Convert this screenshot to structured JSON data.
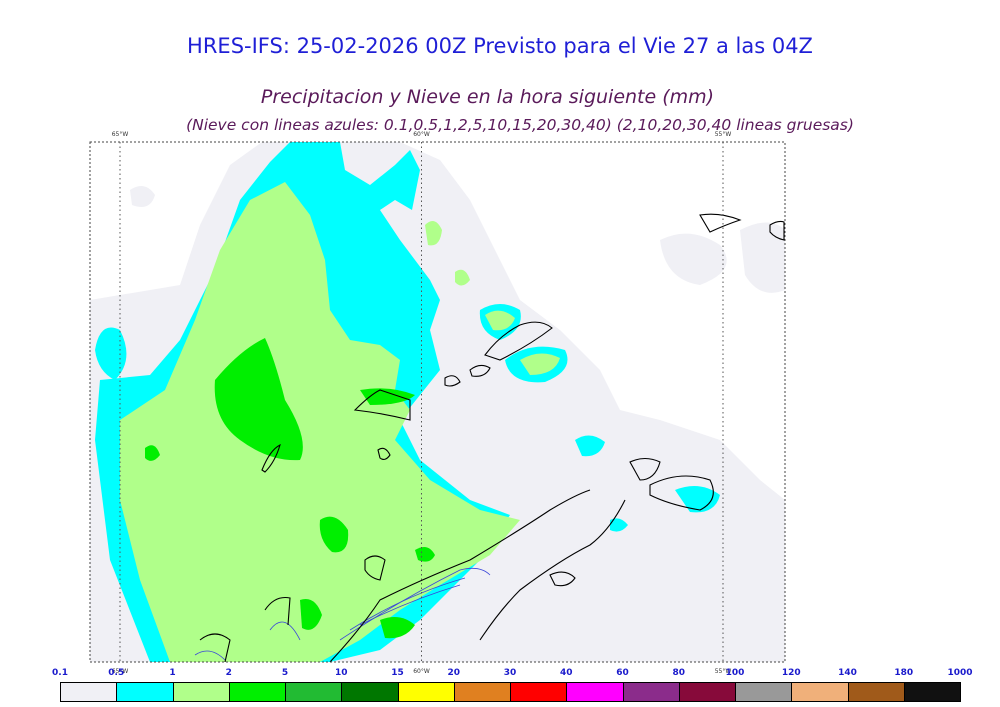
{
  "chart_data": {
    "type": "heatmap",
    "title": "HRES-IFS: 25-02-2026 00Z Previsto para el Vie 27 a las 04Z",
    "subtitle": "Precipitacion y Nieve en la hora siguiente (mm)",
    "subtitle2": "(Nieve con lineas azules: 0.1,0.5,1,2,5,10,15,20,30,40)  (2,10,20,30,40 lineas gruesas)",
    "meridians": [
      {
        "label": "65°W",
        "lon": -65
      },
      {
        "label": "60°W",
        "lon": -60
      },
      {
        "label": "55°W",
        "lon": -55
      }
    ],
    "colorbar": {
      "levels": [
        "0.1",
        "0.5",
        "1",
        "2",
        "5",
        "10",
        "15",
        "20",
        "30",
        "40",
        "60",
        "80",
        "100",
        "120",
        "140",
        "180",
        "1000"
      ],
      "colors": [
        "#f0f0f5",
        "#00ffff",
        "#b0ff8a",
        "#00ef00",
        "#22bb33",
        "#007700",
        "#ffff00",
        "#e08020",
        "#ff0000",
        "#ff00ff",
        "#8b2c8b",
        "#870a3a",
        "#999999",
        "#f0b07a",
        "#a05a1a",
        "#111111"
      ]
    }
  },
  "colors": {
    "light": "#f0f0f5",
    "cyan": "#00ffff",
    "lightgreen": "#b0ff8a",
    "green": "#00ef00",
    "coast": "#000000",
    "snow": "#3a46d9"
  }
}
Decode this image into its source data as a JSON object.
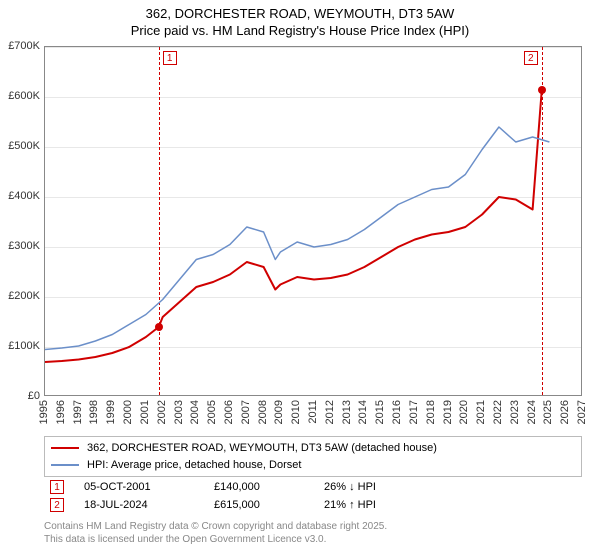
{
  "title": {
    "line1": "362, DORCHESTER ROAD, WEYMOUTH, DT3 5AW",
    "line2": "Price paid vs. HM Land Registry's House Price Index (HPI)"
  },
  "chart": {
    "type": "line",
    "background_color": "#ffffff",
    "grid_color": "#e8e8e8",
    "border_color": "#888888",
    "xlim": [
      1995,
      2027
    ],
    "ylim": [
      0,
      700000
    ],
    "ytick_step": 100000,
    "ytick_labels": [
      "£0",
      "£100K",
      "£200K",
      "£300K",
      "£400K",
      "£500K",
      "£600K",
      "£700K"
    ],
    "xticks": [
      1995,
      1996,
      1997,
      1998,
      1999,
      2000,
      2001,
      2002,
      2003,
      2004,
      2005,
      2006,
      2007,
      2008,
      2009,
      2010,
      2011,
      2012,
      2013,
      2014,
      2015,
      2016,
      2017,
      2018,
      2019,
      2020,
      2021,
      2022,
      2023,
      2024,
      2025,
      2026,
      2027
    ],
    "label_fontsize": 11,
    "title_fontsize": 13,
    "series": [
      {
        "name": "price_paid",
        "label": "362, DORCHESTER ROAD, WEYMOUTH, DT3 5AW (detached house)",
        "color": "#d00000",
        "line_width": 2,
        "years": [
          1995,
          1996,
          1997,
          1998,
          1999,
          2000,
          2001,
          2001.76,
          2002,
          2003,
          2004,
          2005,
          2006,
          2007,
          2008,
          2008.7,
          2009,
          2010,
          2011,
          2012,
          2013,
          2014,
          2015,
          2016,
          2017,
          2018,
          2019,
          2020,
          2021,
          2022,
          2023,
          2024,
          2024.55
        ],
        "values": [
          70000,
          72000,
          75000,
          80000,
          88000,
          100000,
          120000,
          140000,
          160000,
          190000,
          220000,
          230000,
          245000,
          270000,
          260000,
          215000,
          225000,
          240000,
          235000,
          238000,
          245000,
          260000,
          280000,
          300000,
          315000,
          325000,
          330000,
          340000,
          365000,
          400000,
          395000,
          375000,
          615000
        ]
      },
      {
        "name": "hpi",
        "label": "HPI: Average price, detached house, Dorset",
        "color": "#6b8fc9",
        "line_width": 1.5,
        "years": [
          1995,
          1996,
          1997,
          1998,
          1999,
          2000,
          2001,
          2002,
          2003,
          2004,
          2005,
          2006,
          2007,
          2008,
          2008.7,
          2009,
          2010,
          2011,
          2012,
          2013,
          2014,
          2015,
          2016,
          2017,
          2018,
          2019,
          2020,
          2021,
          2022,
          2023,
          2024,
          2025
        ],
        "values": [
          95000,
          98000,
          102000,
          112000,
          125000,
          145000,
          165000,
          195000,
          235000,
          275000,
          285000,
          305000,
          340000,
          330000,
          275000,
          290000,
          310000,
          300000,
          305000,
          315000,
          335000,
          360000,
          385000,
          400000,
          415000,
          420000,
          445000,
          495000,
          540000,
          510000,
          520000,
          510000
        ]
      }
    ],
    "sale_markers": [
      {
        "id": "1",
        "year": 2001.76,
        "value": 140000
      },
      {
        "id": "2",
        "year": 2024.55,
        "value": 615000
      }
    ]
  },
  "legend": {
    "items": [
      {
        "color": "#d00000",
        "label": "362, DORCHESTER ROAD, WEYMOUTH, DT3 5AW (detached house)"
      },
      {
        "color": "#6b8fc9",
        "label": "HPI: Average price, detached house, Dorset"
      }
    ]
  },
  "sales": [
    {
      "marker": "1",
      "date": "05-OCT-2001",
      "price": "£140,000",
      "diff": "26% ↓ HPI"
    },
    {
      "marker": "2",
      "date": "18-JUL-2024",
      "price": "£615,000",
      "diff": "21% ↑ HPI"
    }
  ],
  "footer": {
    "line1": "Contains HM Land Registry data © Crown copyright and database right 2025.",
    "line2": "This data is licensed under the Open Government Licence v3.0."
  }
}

******************************

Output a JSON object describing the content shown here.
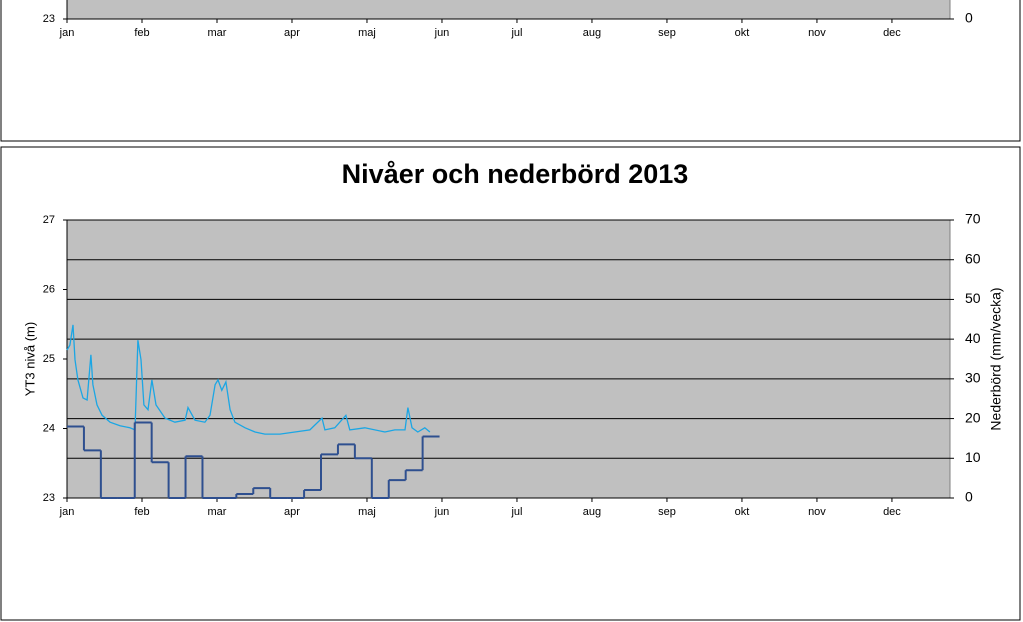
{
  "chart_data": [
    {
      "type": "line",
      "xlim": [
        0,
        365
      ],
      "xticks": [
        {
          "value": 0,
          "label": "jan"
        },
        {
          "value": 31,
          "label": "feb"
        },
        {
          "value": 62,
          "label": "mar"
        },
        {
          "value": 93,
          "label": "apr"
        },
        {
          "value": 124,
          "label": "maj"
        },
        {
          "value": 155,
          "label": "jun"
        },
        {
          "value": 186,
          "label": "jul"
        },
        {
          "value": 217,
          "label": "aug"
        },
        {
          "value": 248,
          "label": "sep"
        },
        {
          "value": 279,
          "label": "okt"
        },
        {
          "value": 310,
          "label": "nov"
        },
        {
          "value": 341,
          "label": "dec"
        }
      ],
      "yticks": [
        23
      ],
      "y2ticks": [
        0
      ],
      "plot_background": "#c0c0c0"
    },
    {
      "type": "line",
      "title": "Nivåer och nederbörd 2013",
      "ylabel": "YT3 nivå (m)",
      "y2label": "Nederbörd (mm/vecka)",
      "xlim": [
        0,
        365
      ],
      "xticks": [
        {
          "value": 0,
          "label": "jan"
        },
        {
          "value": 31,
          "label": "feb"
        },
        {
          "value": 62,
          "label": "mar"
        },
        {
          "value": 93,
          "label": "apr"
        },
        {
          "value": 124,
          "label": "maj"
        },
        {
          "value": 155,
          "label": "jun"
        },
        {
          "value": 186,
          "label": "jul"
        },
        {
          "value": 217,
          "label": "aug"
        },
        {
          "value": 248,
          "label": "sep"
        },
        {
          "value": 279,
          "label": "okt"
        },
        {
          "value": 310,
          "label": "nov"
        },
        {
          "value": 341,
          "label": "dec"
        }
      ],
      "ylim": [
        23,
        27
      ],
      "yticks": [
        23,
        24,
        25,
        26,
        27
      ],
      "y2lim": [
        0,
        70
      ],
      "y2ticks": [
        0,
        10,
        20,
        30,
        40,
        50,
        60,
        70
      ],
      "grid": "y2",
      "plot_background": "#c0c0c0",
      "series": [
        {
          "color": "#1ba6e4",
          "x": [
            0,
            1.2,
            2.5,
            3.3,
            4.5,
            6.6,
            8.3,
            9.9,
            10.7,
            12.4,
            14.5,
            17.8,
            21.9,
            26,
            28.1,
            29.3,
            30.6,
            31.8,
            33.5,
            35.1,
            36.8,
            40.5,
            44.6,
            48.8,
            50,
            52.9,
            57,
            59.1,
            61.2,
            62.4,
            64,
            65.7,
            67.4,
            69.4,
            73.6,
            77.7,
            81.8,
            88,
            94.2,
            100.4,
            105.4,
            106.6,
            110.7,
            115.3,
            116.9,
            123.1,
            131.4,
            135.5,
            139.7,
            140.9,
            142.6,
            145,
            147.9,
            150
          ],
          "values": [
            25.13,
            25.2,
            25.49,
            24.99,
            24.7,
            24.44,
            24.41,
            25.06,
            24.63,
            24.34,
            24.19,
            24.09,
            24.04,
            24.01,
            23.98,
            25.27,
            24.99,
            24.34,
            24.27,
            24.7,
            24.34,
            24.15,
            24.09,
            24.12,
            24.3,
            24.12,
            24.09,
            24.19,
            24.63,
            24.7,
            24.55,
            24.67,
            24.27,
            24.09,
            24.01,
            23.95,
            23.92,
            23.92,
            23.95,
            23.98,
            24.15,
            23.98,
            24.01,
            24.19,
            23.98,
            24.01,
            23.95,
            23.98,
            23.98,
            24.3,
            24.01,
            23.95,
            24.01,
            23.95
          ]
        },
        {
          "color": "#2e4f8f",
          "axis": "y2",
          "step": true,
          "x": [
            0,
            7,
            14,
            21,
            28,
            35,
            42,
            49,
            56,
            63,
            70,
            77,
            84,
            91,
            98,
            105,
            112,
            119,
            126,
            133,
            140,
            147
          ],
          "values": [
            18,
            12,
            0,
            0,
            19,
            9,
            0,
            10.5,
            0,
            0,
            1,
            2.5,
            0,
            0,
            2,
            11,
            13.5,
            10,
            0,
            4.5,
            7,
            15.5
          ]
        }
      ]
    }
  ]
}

******************************

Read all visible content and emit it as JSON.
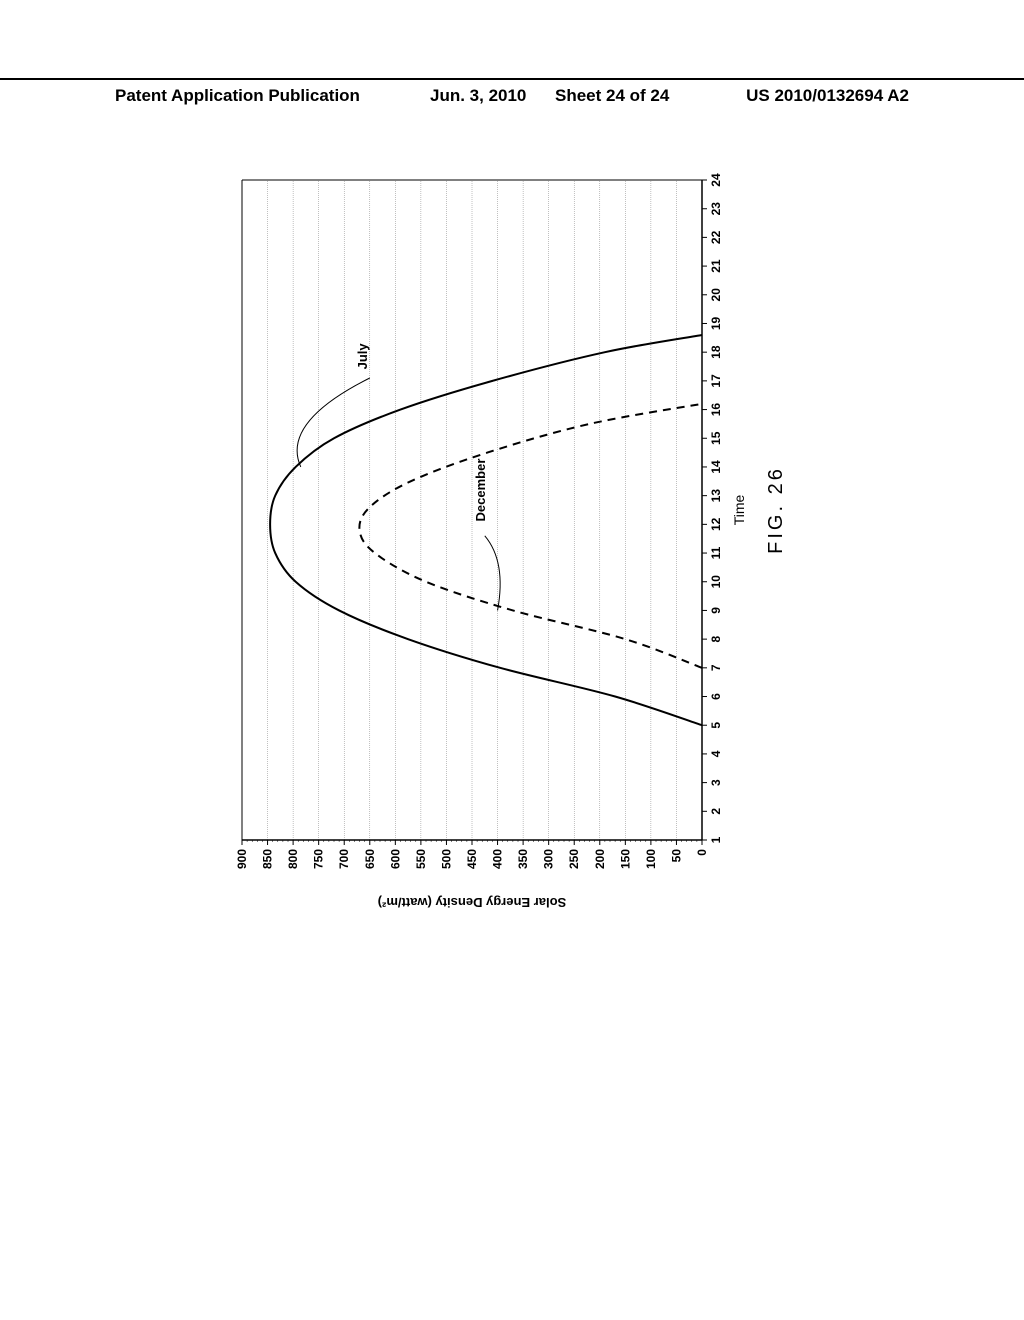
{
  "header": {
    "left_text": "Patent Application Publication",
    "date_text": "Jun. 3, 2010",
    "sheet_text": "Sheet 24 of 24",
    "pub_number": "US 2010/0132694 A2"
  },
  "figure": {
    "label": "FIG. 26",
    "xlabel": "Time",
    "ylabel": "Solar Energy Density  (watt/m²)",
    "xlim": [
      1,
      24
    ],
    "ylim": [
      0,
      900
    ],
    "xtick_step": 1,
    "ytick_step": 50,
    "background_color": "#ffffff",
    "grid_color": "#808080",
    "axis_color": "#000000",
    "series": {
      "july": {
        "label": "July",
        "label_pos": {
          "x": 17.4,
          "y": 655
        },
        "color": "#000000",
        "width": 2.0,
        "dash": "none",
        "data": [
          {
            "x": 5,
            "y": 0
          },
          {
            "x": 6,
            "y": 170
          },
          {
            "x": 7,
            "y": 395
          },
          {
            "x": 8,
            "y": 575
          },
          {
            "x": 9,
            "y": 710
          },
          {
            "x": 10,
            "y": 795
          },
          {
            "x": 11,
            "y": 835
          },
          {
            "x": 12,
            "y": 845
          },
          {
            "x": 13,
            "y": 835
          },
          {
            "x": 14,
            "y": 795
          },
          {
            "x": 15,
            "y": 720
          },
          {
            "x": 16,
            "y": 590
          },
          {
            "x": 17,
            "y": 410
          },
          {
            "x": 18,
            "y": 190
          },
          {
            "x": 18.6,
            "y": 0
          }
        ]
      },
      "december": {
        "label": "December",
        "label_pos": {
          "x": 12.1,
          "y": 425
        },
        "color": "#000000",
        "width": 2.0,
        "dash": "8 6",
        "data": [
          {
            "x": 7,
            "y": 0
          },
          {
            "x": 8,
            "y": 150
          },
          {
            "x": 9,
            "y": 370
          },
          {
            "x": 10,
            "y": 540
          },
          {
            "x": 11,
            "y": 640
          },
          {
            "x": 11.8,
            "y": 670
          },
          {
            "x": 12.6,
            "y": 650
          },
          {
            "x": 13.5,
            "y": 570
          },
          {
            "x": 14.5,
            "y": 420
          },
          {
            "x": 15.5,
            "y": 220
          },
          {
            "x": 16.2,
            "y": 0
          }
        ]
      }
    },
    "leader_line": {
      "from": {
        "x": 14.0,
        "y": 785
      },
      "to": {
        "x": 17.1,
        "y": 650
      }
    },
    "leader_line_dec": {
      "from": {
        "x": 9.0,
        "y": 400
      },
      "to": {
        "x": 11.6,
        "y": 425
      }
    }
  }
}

******************************

THE TASK: From the data above, copy out every line with the string "Land" in it.

REPLY TO THE TASK:
    "line2": "Price paid vs. HM Land Registry's House Price Index (HPI)"
    "line1": "Contains HM Land Registry data © Crown copyright and database right 2025.",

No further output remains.